Convierte en una lista breve el párrafo del texto sobre Blay que empieza con «Blay era un hombre de aspecto corriente», sin perder sus datos principales.

> [Página]
──────────────────────────────

A veces escuchándole se me iba el santo al cielo y me preguntaba por él, por su vida. Lo que más me llamaba la atención era su gran claridad de expresión, aunque algunas de las realidades de las que trataba ya no fueran tan claras para mí. No hablaba más de lo imprescindible, no se adornaba lo más mínimo. Sólo se permitía algunas gotas de humor que siempre acertaban en el auditorio. Un asistente  a un curso le pidió una pista para saber si uno estaba avanzando en  este descubrimiento del yo idea y del yo ideal que llevamos grabados en el inconsciente. Sin pensarlo ni un segundo contestó:

         Una de las formas de saberlo es que cada vez te sientes peor. Y en otras ocasiones cada vez te sientes mejor. O sea, que esta pista… es un despiste.

         Y nos arrancaba unas risas. Lo que Blay nos proponía era un viaje personal al descubrimiento de nuestra realidad completa , no la promesa de unas mejores sensaciones, de un poquito más de felicidad, de un poquito menos de malestar. Claro está que para él valía la pena lo que en el fondo de la realidad aguardaba. Pero, ¿cómo había llegado a esa convicción? ¿Cómo había sido su camino hasta aquí? ¿Y cómo era su vida aparte de cursos, libros, conferencias?


                                      

         Blay era un hombre de aspecto corriente. Era grueso, gustaba de los cigarrillos y de los caramelos. Inasequible a la adulación. Y yo intentando imaginarme cómo era el resto de su interesante vida, desde mi hábito de lector de novelas y de amante del cine. Preguntándome por sus viajes a la India, por el origen de su lucidez, por cómo era en su casa, por si  podía mantener a la familia con aquellos cursos. En definitiva, construyendo un personaje. Pero había elegido un camino equivocado. Precisamente lo que él pretendía era que descubriéramos, y dejáramos disolver, el personaje que vamos arrastrando por la vida y que nos condiciona sin que apenas nos demos cuenta. No daba importancia a los datos de su biografía y por ello casi nunca se refería a sí mismo. Quería que enfocáramos nuestra mirada en otra dirección.

         Es necesario que uno se dé cuenta de que lo fundamental no es lo que hace, sino el sujeto que está viviendo lo que hace. Porque este sujeto es la base, la raíz, el común denominador de todo lo que podemos vivir y experimentar en la vida. Es a lo único que podemos llamar auténticamente “yo”.

──────────────────────────────

> [Datos disponibles]
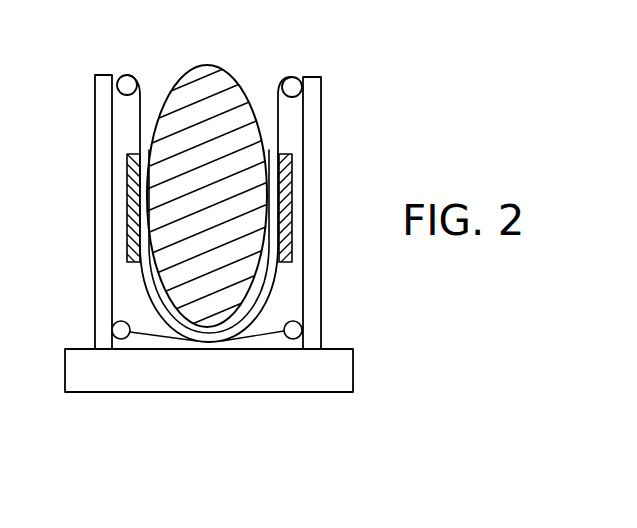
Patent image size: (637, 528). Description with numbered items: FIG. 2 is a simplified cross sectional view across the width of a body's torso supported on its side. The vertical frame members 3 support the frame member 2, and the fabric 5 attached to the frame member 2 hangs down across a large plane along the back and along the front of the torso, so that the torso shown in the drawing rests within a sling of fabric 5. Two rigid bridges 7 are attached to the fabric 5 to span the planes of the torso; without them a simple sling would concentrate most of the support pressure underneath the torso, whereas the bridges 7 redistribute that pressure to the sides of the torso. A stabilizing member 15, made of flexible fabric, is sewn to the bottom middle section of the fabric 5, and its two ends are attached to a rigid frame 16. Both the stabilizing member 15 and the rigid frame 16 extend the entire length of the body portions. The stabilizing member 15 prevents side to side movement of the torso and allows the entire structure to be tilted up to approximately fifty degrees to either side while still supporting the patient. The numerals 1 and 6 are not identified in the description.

──────────────────────────────

> [Respuesta]
- Blay tenía un aspecto corriente: era grueso y le gustaban los cigarrillos y los caramelos.
- No se dejaba llevar por la adulación.
- Quien escribe trataba de imaginar el resto de su vida: sus viajes a la India, el origen de su lucidez, cómo era en su casa y si podía mantener a su familia con los cursos.
- Con eso construía un personaje, pero era un camino equivocado.
- Blay buscaba justo lo contrario: que descubriéramos y dejáramos disolver el personaje que arrastramos por la vida y que nos condiciona casi sin darnos cuenta.
- No daba importancia a su biografía y casi nunca hablaba de sí mismo.
- Quería que miráramos en otra dirección.